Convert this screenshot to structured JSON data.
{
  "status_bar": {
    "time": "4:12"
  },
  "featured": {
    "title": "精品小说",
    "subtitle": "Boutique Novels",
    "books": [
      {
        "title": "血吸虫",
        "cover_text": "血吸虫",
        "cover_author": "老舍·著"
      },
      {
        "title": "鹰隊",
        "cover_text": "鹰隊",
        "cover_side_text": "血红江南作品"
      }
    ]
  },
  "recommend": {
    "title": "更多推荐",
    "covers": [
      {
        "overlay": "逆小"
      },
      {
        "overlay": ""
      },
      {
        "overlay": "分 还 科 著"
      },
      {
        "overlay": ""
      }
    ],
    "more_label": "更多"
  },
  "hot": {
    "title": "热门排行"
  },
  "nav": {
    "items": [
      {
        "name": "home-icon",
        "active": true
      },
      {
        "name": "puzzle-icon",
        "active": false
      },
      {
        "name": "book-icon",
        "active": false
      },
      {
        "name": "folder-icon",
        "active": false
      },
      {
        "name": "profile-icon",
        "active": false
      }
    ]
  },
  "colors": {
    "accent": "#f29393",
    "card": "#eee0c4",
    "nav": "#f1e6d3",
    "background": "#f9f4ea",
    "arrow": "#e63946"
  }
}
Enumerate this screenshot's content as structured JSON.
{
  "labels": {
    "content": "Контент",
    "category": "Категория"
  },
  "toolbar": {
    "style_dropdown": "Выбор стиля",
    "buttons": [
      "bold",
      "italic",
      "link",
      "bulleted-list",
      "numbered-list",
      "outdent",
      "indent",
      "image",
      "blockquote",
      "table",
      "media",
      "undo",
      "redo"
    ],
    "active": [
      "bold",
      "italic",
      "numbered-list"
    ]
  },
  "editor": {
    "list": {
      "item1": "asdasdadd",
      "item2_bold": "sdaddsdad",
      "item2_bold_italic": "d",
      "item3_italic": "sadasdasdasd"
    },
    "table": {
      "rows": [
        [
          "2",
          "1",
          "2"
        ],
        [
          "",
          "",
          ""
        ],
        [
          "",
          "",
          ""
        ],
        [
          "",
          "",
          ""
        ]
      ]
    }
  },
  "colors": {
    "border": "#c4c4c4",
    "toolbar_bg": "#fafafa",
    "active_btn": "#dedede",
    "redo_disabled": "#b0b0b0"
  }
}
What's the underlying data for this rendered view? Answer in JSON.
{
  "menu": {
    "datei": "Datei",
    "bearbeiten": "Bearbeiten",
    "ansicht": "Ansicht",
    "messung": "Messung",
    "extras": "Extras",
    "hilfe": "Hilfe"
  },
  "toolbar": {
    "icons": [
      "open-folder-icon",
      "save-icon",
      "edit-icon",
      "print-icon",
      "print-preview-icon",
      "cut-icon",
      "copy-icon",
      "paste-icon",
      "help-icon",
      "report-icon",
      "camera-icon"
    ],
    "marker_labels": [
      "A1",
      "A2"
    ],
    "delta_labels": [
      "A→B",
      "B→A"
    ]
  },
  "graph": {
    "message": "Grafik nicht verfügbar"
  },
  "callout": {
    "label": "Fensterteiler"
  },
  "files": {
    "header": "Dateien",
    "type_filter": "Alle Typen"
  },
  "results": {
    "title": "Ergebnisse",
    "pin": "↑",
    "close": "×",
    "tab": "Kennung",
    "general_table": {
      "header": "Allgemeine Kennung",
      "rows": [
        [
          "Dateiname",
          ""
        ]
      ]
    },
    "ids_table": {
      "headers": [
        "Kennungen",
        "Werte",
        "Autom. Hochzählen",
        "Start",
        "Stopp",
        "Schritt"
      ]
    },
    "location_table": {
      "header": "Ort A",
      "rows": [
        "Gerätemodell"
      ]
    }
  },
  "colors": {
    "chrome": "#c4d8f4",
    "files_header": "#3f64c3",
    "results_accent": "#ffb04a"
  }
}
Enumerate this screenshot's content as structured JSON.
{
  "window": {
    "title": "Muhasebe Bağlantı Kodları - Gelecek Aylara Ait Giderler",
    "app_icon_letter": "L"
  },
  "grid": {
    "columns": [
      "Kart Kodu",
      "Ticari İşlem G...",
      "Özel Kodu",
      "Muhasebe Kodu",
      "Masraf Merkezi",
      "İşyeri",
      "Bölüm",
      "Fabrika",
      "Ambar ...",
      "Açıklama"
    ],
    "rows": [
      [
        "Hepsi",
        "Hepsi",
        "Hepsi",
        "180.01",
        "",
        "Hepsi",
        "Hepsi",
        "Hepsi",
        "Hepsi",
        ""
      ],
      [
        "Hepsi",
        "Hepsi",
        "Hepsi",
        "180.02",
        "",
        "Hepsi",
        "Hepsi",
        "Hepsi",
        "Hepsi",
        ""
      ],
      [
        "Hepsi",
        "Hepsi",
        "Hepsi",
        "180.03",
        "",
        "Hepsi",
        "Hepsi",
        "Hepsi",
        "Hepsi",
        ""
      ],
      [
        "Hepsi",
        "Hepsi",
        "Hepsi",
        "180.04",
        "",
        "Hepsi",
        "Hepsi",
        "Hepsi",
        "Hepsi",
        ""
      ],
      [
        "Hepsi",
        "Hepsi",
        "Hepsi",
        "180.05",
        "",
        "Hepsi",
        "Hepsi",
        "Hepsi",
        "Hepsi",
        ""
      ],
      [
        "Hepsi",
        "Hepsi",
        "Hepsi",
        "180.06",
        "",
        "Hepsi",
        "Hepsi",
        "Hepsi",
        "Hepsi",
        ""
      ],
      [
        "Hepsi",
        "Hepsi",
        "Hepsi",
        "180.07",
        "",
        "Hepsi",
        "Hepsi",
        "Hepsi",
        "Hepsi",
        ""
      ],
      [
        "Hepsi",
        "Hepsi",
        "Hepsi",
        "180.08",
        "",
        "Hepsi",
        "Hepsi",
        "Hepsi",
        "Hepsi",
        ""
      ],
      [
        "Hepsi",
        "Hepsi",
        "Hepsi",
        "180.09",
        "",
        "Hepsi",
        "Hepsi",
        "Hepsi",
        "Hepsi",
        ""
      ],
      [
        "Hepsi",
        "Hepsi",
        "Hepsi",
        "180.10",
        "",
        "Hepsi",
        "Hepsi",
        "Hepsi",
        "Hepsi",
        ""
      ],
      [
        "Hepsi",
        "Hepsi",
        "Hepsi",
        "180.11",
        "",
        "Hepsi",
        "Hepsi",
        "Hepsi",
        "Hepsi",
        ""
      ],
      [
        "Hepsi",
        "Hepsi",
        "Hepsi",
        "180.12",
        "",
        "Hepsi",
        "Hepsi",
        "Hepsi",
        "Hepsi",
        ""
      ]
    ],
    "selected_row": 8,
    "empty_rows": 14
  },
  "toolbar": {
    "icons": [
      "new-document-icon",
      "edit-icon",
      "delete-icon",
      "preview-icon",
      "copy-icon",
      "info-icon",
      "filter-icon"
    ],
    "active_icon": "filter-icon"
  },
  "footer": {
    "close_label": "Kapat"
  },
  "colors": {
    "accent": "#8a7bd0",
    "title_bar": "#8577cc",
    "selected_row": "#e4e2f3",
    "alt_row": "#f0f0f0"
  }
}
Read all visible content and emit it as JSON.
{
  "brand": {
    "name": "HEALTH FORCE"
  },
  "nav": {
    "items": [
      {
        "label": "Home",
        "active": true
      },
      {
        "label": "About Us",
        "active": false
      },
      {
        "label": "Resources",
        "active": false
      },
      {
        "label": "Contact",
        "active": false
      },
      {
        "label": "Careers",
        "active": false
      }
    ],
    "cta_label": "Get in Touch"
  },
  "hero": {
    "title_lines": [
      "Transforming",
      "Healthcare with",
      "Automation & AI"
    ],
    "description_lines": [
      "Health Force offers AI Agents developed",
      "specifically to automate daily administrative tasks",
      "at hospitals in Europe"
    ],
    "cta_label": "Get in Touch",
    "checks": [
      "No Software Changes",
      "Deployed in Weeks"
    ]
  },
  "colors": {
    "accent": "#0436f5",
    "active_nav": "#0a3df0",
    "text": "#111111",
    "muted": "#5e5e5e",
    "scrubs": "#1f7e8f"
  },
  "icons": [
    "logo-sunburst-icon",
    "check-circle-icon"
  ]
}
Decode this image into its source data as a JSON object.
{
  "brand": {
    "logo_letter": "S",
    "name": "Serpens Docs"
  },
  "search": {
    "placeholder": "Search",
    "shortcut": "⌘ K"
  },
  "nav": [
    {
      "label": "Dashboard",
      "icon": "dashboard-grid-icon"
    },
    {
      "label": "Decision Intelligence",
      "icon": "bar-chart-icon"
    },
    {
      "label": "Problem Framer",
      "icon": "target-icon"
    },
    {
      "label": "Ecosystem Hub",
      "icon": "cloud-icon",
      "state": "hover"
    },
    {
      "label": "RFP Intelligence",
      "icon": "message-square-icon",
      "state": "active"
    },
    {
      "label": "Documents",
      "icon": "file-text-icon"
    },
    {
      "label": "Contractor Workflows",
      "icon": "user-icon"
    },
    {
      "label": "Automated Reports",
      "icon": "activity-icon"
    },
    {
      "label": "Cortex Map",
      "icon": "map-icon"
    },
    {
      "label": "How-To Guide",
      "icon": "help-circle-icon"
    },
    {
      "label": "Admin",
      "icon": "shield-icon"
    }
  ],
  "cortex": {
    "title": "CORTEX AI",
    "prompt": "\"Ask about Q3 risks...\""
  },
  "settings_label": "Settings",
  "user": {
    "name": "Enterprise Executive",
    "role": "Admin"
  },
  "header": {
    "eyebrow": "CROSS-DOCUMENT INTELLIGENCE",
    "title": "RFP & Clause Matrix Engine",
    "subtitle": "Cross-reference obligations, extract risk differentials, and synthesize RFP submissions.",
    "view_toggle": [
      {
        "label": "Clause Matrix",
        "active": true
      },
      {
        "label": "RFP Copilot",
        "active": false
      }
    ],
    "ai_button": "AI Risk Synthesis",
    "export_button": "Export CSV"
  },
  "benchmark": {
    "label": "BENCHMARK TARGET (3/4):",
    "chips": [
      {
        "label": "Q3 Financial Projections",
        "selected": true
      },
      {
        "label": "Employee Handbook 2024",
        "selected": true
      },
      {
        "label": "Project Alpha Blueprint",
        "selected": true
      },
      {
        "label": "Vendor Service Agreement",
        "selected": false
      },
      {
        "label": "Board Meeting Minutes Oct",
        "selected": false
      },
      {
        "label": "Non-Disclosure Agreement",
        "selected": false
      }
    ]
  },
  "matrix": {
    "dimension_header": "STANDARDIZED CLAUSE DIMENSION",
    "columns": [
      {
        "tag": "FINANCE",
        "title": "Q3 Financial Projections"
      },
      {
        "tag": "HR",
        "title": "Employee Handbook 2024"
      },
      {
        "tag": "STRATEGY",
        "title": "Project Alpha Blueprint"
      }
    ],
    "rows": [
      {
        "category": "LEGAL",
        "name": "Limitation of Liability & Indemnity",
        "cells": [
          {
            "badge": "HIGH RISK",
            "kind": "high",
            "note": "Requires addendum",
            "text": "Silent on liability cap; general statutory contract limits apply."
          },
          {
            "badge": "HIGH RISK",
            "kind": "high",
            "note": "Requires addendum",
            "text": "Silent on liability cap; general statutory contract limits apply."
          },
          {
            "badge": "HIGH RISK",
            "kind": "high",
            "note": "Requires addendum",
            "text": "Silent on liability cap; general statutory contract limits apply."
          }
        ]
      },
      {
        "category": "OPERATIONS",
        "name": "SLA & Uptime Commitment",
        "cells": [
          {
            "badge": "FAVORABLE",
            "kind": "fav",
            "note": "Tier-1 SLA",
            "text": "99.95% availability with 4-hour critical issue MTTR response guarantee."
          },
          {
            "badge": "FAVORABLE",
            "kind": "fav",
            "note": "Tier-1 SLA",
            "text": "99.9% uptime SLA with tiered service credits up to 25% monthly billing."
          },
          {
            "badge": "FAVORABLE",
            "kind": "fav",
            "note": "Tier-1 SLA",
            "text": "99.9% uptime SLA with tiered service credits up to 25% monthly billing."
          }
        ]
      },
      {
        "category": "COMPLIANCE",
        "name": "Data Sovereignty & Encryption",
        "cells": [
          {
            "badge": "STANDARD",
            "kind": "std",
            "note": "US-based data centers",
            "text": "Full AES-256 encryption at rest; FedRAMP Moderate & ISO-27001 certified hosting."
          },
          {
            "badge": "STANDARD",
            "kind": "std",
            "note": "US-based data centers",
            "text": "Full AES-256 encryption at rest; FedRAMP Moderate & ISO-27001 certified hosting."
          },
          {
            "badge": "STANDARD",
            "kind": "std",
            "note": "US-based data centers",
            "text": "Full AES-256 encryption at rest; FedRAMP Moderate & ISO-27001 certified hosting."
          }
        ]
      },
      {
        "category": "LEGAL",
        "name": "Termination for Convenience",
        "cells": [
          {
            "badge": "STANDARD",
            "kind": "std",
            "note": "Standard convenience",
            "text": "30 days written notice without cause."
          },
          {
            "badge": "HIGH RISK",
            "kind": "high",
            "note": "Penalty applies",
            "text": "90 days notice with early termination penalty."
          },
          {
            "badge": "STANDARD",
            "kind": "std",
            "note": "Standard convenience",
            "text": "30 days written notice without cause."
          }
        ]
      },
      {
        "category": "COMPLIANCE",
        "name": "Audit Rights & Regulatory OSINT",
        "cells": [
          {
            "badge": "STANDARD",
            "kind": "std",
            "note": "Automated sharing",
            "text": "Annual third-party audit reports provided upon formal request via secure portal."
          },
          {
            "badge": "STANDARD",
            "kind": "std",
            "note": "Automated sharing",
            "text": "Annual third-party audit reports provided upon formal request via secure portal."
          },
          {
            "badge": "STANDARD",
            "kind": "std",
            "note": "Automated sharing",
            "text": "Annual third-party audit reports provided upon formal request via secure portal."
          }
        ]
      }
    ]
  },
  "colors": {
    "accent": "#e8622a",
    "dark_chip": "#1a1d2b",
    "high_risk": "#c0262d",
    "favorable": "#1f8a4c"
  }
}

### EXERCISE DESCRIPTION
State how many lines hold the word "Touch". The number is the whole answer.

### OUTPUT FOR THIS TASK
2